• **Goal**
Pictures in the data below are not part of the copy; transcribe everything else exactly.

• **Information shown**

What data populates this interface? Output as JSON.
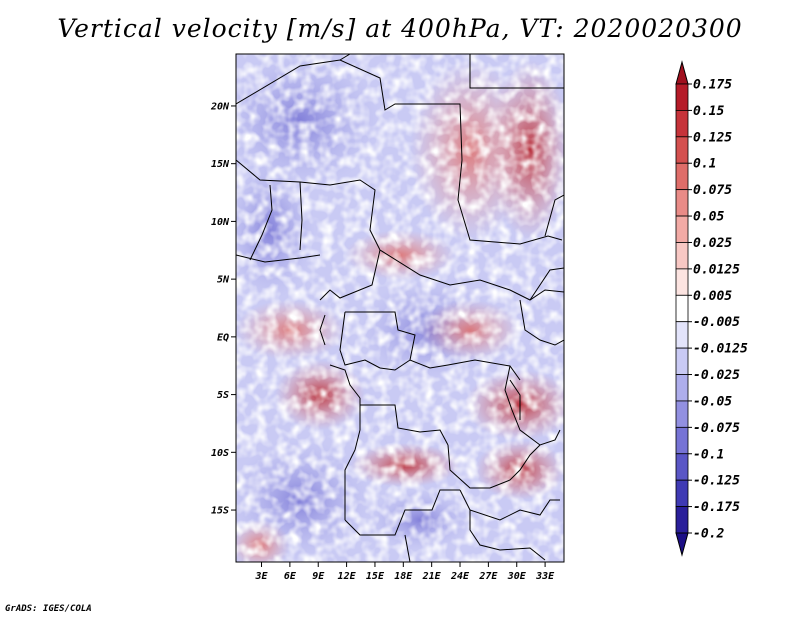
{
  "title": "Vertical velocity [m/s] at 400hPa, VT: 2020020300",
  "footer": "GrADS: IGES/COLA",
  "map": {
    "variable": "Vertical velocity",
    "units": "m/s",
    "level": "400hPa",
    "valid_time": "2020020300",
    "lat_labels": [
      "20N",
      "15N",
      "10N",
      "5N",
      "EQ",
      "5S",
      "10S",
      "15S"
    ],
    "lat_values": [
      20,
      15,
      10,
      5,
      0,
      -5,
      -10,
      -15
    ],
    "lon_labels": [
      "3E",
      "6E",
      "9E",
      "12E",
      "15E",
      "18E",
      "21E",
      "24E",
      "27E",
      "30E",
      "33E"
    ],
    "lon_values": [
      3,
      6,
      9,
      12,
      15,
      18,
      21,
      24,
      27,
      30,
      33
    ],
    "lon_range": [
      0.3,
      35
    ],
    "lat_range": [
      -19.5,
      24.5
    ]
  },
  "colorbar": {
    "labels": [
      "0.175",
      "0.15",
      "0.125",
      "0.1",
      "0.075",
      "0.05",
      "0.025",
      "0.0125",
      "0.005",
      "-0.005",
      "-0.0125",
      "-0.025",
      "-0.05",
      "-0.075",
      "-0.1",
      "-0.125",
      "-0.175",
      "-0.2"
    ],
    "colors": [
      "#a0101e",
      "#b51b28",
      "#c6333a",
      "#d4504f",
      "#df6d69",
      "#e98b87",
      "#f2aaa5",
      "#f8c8c4",
      "#fce4e1",
      "#ffffff",
      "#e3e4fb",
      "#c9caf4",
      "#aeaeec",
      "#9290e1",
      "#7673d5",
      "#5a56c6",
      "#3f3ab4",
      "#2a1f9a",
      "#1c0f86"
    ]
  }
}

• **Written response**
What data populates this interface? Output as JSON.
{
  "title": "Vertical velocity [m/s] at 400hPa, VT: 2020020300",
  "footer": "GrADS: IGES/COLA",
  "map": {
    "variable": "Vertical velocity",
    "units": "m/s",
    "level": "400hPa",
    "valid_time": "2020020300",
    "lat_labels": [
      "20N",
      "15N",
      "10N",
      "5N",
      "EQ",
      "5S",
      "10S",
      "15S"
    ],
    "lat_values": [
      20,
      15,
      10,
      5,
      0,
      -5,
      -10,
      -15
    ],
    "lon_labels": [
      "3E",
      "6E",
      "9E",
      "12E",
      "15E",
      "18E",
      "21E",
      "24E",
      "27E",
      "30E",
      "33E"
    ],
    "lon_values": [
      3,
      6,
      9,
      12,
      15,
      18,
      21,
      24,
      27,
      30,
      33
    ],
    "lon_range": [
      0.3,
      35
    ],
    "lat_range": [
      -19.5,
      24.5
    ]
  },
  "colorbar": {
    "labels": [
      "0.175",
      "0.15",
      "0.125",
      "0.1",
      "0.075",
      "0.05",
      "0.025",
      "0.0125",
      "0.005",
      "-0.005",
      "-0.0125",
      "-0.025",
      "-0.05",
      "-0.075",
      "-0.1",
      "-0.125",
      "-0.175",
      "-0.2"
    ],
    "colors": [
      "#a0101e",
      "#b51b28",
      "#c6333a",
      "#d4504f",
      "#df6d69",
      "#e98b87",
      "#f2aaa5",
      "#f8c8c4",
      "#fce4e1",
      "#ffffff",
      "#e3e4fb",
      "#c9caf4",
      "#aeaeec",
      "#9290e1",
      "#7673d5",
      "#5a56c6",
      "#3f3ab4",
      "#2a1f9a",
      "#1c0f86"
    ]
  }
}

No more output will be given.